[Dataset records]
<<<<
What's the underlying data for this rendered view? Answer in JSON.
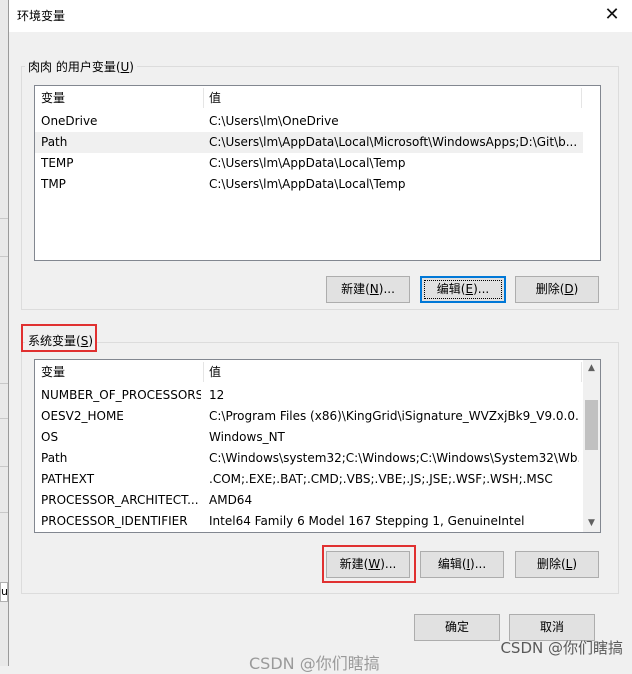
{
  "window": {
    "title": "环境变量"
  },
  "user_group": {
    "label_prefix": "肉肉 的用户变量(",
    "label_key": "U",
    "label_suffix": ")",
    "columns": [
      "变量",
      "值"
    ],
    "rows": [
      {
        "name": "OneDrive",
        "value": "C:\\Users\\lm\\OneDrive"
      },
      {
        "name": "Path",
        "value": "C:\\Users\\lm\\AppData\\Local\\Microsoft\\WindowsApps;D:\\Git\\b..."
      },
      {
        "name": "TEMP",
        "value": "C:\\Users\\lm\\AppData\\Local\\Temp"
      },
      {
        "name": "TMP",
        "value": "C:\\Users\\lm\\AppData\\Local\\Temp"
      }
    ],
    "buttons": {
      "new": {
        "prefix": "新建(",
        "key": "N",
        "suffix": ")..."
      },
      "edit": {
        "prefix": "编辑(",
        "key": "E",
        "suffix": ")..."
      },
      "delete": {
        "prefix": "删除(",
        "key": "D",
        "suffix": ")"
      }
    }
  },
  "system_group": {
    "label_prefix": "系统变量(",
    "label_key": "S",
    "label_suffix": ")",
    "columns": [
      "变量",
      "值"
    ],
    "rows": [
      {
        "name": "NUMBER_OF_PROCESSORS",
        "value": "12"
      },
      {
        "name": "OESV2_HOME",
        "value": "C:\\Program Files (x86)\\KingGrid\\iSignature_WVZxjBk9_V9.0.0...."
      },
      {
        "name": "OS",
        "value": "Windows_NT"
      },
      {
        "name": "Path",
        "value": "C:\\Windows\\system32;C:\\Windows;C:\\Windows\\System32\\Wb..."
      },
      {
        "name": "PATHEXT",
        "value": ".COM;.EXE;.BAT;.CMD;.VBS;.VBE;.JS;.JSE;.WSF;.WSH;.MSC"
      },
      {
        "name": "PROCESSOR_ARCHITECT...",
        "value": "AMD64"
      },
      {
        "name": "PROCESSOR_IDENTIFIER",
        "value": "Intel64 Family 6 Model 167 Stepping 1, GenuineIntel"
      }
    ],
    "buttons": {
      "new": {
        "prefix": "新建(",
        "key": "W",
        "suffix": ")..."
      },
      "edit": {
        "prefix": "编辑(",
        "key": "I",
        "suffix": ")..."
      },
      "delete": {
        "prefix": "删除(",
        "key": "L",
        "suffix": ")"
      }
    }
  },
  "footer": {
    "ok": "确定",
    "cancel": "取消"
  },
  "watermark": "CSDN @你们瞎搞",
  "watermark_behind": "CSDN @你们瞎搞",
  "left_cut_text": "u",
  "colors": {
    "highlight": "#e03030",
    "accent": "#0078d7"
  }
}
>>>>
Take the listing above and restate it word for word, without its pictures.

#### [Result for this exercise]
What's the underlying data for this rendered view? Answer in JSON.
{
  "window": {
    "title": "环境变量"
  },
  "user_group": {
    "label_prefix": "肉肉 的用户变量(",
    "label_key": "U",
    "label_suffix": ")",
    "columns": [
      "变量",
      "值"
    ],
    "rows": [
      {
        "name": "OneDrive",
        "value": "C:\\Users\\lm\\OneDrive"
      },
      {
        "name": "Path",
        "value": "C:\\Users\\lm\\AppData\\Local\\Microsoft\\WindowsApps;D:\\Git\\b..."
      },
      {
        "name": "TEMP",
        "value": "C:\\Users\\lm\\AppData\\Local\\Temp"
      },
      {
        "name": "TMP",
        "value": "C:\\Users\\lm\\AppData\\Local\\Temp"
      }
    ],
    "buttons": {
      "new": {
        "prefix": "新建(",
        "key": "N",
        "suffix": ")..."
      },
      "edit": {
        "prefix": "编辑(",
        "key": "E",
        "suffix": ")..."
      },
      "delete": {
        "prefix": "删除(",
        "key": "D",
        "suffix": ")"
      }
    }
  },
  "system_group": {
    "label_prefix": "系统变量(",
    "label_key": "S",
    "label_suffix": ")",
    "columns": [
      "变量",
      "值"
    ],
    "rows": [
      {
        "name": "NUMBER_OF_PROCESSORS",
        "value": "12"
      },
      {
        "name": "OESV2_HOME",
        "value": "C:\\Program Files (x86)\\KingGrid\\iSignature_WVZxjBk9_V9.0.0...."
      },
      {
        "name": "OS",
        "value": "Windows_NT"
      },
      {
        "name": "Path",
        "value": "C:\\Windows\\system32;C:\\Windows;C:\\Windows\\System32\\Wb..."
      },
      {
        "name": "PATHEXT",
        "value": ".COM;.EXE;.BAT;.CMD;.VBS;.VBE;.JS;.JSE;.WSF;.WSH;.MSC"
      },
      {
        "name": "PROCESSOR_ARCHITECT...",
        "value": "AMD64"
      },
      {
        "name": "PROCESSOR_IDENTIFIER",
        "value": "Intel64 Family 6 Model 167 Stepping 1, GenuineIntel"
      }
    ],
    "buttons": {
      "new": {
        "prefix": "新建(",
        "key": "W",
        "suffix": ")..."
      },
      "edit": {
        "prefix": "编辑(",
        "key": "I",
        "suffix": ")..."
      },
      "delete": {
        "prefix": "删除(",
        "key": "L",
        "suffix": ")"
      }
    }
  },
  "footer": {
    "ok": "确定",
    "cancel": "取消"
  },
  "watermark": "CSDN @你们瞎搞",
  "watermark_behind": "CSDN @你们瞎搞",
  "left_cut_text": "u",
  "colors": {
    "highlight": "#e03030",
    "accent": "#0078d7"
  }
}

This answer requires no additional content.